> Stated exercise
Reproduce the records below exactly, leaving out any pictures.

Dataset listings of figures
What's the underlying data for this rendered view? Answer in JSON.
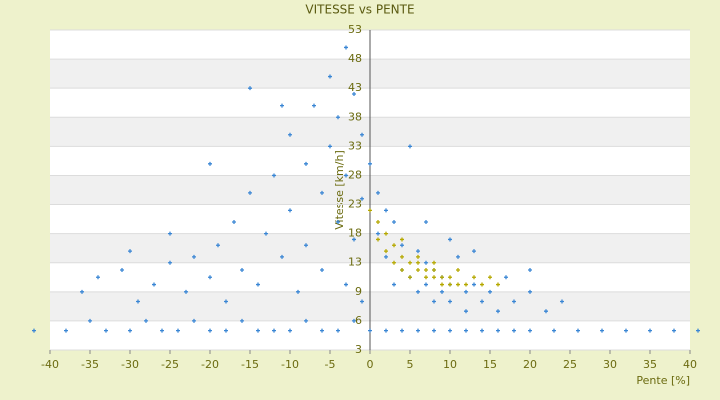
{
  "chart_data": {
    "type": "scatter",
    "title": "VITESSE vs PENTE",
    "x_label": "Pente [%]",
    "y_label": "Vitesse [km/h]",
    "xlim": [
      -40,
      40
    ],
    "xticks": [
      -40,
      -35,
      -30,
      -25,
      -20,
      -15,
      -10,
      -5,
      0,
      5,
      10,
      15,
      20,
      25,
      30,
      35,
      40
    ],
    "ylim": [
      3,
      53
    ],
    "yticks": [
      53,
      48,
      43,
      38,
      33,
      28,
      23,
      18,
      13,
      9,
      6,
      3
    ],
    "grid": true,
    "series": [
      {
        "color": "#3a86d4",
        "x": [
          -42,
          -38,
          -35,
          -33,
          -30,
          -28,
          -26,
          -24,
          -22,
          -20,
          -18,
          -16,
          -14,
          -12,
          -10,
          -8,
          -6,
          -4,
          -2,
          0,
          2,
          4,
          6,
          8,
          10,
          12,
          14,
          16,
          18,
          20,
          23,
          26,
          29,
          32,
          35,
          38,
          41,
          -36,
          -34,
          -31,
          -29,
          -27,
          -25,
          -23,
          -22,
          -20,
          -19,
          -18,
          -17,
          -16,
          -15,
          -14,
          -13,
          -12,
          -11,
          -10,
          -10,
          -9,
          -8,
          -8,
          -7,
          -6,
          -6,
          -5,
          -5,
          -4,
          -4,
          -3,
          -3,
          -3,
          -2,
          -2,
          -1,
          -1,
          -1,
          -20,
          -15,
          -11,
          -25,
          -30,
          0,
          1,
          1,
          2,
          2,
          3,
          3,
          4,
          4,
          5,
          5,
          6,
          6,
          7,
          7,
          8,
          8,
          9,
          9,
          10,
          10,
          11,
          12,
          12,
          13,
          14,
          15,
          16,
          18,
          20,
          22,
          24,
          7,
          10,
          13,
          17,
          20
        ],
        "y": [
          5,
          5,
          6,
          5,
          5,
          6,
          5,
          5,
          6,
          5,
          5,
          6,
          5,
          5,
          5,
          6,
          5,
          5,
          6,
          5,
          5,
          5,
          5,
          5,
          5,
          5,
          5,
          5,
          5,
          5,
          5,
          5,
          5,
          5,
          5,
          5,
          5,
          9,
          11,
          12,
          8,
          10,
          13,
          9,
          14,
          11,
          16,
          8,
          20,
          12,
          25,
          10,
          18,
          28,
          14,
          22,
          35,
          9,
          30,
          16,
          40,
          25,
          12,
          45,
          33,
          20,
          38,
          50,
          28,
          10,
          42,
          17,
          35,
          24,
          8,
          30,
          43,
          40,
          18,
          15,
          30,
          25,
          18,
          22,
          14,
          20,
          10,
          16,
          12,
          33,
          11,
          15,
          9,
          13,
          10,
          12,
          8,
          11,
          9,
          10,
          8,
          14,
          9,
          7,
          10,
          8,
          9,
          7,
          8,
          9,
          7,
          8,
          20,
          17,
          15,
          11,
          12
        ]
      },
      {
        "color": "#b5a800",
        "x": [
          0,
          1,
          1,
          2,
          2,
          3,
          3,
          4,
          4,
          5,
          5,
          6,
          6,
          7,
          7,
          8,
          8,
          9,
          9,
          10,
          10,
          11,
          12,
          13,
          14,
          15,
          16,
          4,
          6,
          8,
          11
        ],
        "y": [
          22,
          20,
          17,
          18,
          15,
          16,
          13,
          14,
          12,
          13,
          11,
          12,
          13,
          11,
          12,
          11,
          12,
          10,
          11,
          11,
          10,
          10,
          10,
          11,
          10,
          11,
          10,
          17,
          14,
          13,
          12
        ]
      }
    ]
  }
}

> Finished exercise
What's the underlying data for this rendered view? Answer in JSON.
{
  "chart_data": {
    "type": "scatter",
    "title": "VITESSE vs PENTE",
    "x_label": "Pente [%]",
    "y_label": "Vitesse [km/h]",
    "xlim": [
      -40,
      40
    ],
    "xticks": [
      -40,
      -35,
      -30,
      -25,
      -20,
      -15,
      -10,
      -5,
      0,
      5,
      10,
      15,
      20,
      25,
      30,
      35,
      40
    ],
    "ylim": [
      3,
      53
    ],
    "yticks": [
      53,
      48,
      43,
      38,
      33,
      28,
      23,
      18,
      13,
      9,
      6,
      3
    ],
    "grid": true,
    "series": [
      {
        "color": "#3a86d4",
        "x": [
          -42,
          -38,
          -35,
          -33,
          -30,
          -28,
          -26,
          -24,
          -22,
          -20,
          -18,
          -16,
          -14,
          -12,
          -10,
          -8,
          -6,
          -4,
          -2,
          0,
          2,
          4,
          6,
          8,
          10,
          12,
          14,
          16,
          18,
          20,
          23,
          26,
          29,
          32,
          35,
          38,
          41,
          -36,
          -34,
          -31,
          -29,
          -27,
          -25,
          -23,
          -22,
          -20,
          -19,
          -18,
          -17,
          -16,
          -15,
          -14,
          -13,
          -12,
          -11,
          -10,
          -10,
          -9,
          -8,
          -8,
          -7,
          -6,
          -6,
          -5,
          -5,
          -4,
          -4,
          -3,
          -3,
          -3,
          -2,
          -2,
          -1,
          -1,
          -1,
          -20,
          -15,
          -11,
          -25,
          -30,
          0,
          1,
          1,
          2,
          2,
          3,
          3,
          4,
          4,
          5,
          5,
          6,
          6,
          7,
          7,
          8,
          8,
          9,
          9,
          10,
          10,
          11,
          12,
          12,
          13,
          14,
          15,
          16,
          18,
          20,
          22,
          24,
          7,
          10,
          13,
          17,
          20
        ],
        "y": [
          5,
          5,
          6,
          5,
          5,
          6,
          5,
          5,
          6,
          5,
          5,
          6,
          5,
          5,
          5,
          6,
          5,
          5,
          6,
          5,
          5,
          5,
          5,
          5,
          5,
          5,
          5,
          5,
          5,
          5,
          5,
          5,
          5,
          5,
          5,
          5,
          5,
          9,
          11,
          12,
          8,
          10,
          13,
          9,
          14,
          11,
          16,
          8,
          20,
          12,
          25,
          10,
          18,
          28,
          14,
          22,
          35,
          9,
          30,
          16,
          40,
          25,
          12,
          45,
          33,
          20,
          38,
          50,
          28,
          10,
          42,
          17,
          35,
          24,
          8,
          30,
          43,
          40,
          18,
          15,
          30,
          25,
          18,
          22,
          14,
          20,
          10,
          16,
          12,
          33,
          11,
          15,
          9,
          13,
          10,
          12,
          8,
          11,
          9,
          10,
          8,
          14,
          9,
          7,
          10,
          8,
          9,
          7,
          8,
          9,
          7,
          8,
          20,
          17,
          15,
          11,
          12
        ]
      },
      {
        "color": "#b5a800",
        "x": [
          0,
          1,
          1,
          2,
          2,
          3,
          3,
          4,
          4,
          5,
          5,
          6,
          6,
          7,
          7,
          8,
          8,
          9,
          9,
          10,
          10,
          11,
          12,
          13,
          14,
          15,
          16,
          4,
          6,
          8,
          11
        ],
        "y": [
          22,
          20,
          17,
          18,
          15,
          16,
          13,
          14,
          12,
          13,
          11,
          12,
          13,
          11,
          12,
          11,
          12,
          10,
          11,
          11,
          10,
          10,
          10,
          11,
          10,
          11,
          10,
          17,
          14,
          13,
          12
        ]
      }
    ]
  }
}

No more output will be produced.